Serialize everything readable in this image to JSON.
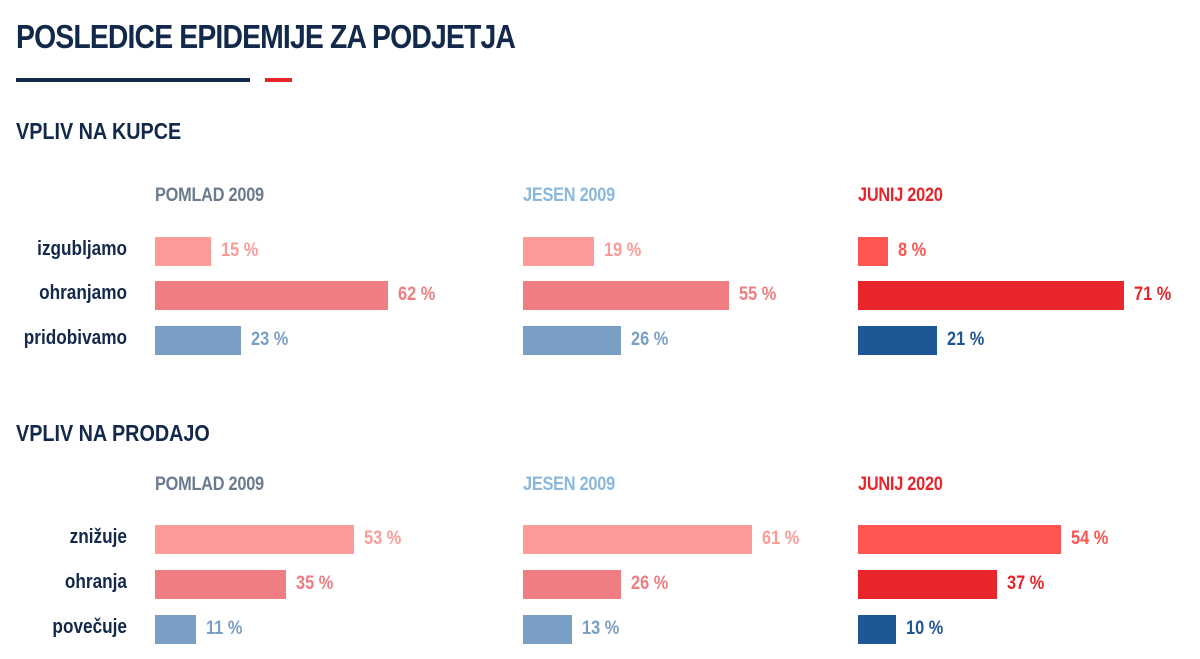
{
  "title": "POSLEDICE EPIDEMIJE ZA PODJETJA",
  "colors": {
    "navy": "#13294b",
    "accent_red": "#e8252b",
    "period_colors": [
      "#6b7b8f",
      "#8ab8dc",
      "#e8252b"
    ],
    "neg_2009_light": "#fb9c98",
    "mid_2009": "#f07d82",
    "pos_2009": "#7a9fc4",
    "neg_2020": "#fd5552",
    "mid_2020": "#e8252b",
    "pos_2020": "#1f5696"
  },
  "chart_data": [
    {
      "type": "bar",
      "title": "VPLIV NA KUPCE",
      "periods": [
        "POMLAD 2009",
        "JESEN 2009",
        "JUNIJ 2020"
      ],
      "categories": [
        "izgubljamo",
        "ohranjamo",
        "pridobivamo"
      ],
      "series": [
        {
          "name": "POMLAD 2009",
          "values": [
            15,
            62,
            23
          ],
          "labels": [
            "15 %",
            "62 %",
            "23 %"
          ]
        },
        {
          "name": "JESEN 2009",
          "values": [
            19,
            55,
            26
          ],
          "labels": [
            "19 %",
            "55 %",
            "26 %"
          ]
        },
        {
          "name": "JUNIJ 2020",
          "values": [
            8,
            71,
            21
          ],
          "labels": [
            "8 %",
            "71 %",
            "21 %"
          ]
        }
      ],
      "unit": "%",
      "orientation": "horizontal"
    },
    {
      "type": "bar",
      "title": "VPLIV NA PRODAJO",
      "periods": [
        "POMLAD 2009",
        "JESEN 2009",
        "JUNIJ 2020"
      ],
      "categories": [
        "znižuje",
        "ohranja",
        "povečuje"
      ],
      "series": [
        {
          "name": "POMLAD 2009",
          "values": [
            53,
            35,
            11
          ],
          "labels": [
            "53 %",
            "35 %",
            "11 %"
          ]
        },
        {
          "name": "JESEN 2009",
          "values": [
            61,
            26,
            13
          ],
          "labels": [
            "61 %",
            "26 %",
            "13 %"
          ]
        },
        {
          "name": "JUNIJ 2020",
          "values": [
            54,
            37,
            10
          ],
          "labels": [
            "54 %",
            "37 %",
            "10 %"
          ]
        }
      ],
      "unit": "%",
      "orientation": "horizontal"
    }
  ]
}
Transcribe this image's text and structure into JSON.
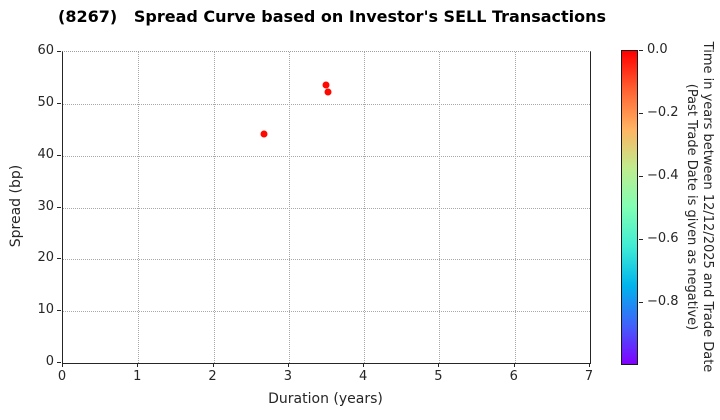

=-=-=

Brief:
From the records above, pull out every line containing the word "image".

Reply to the exercise:
Serialize everything readable in this image to JSON.
Transcribe this image's text and structure into JSON.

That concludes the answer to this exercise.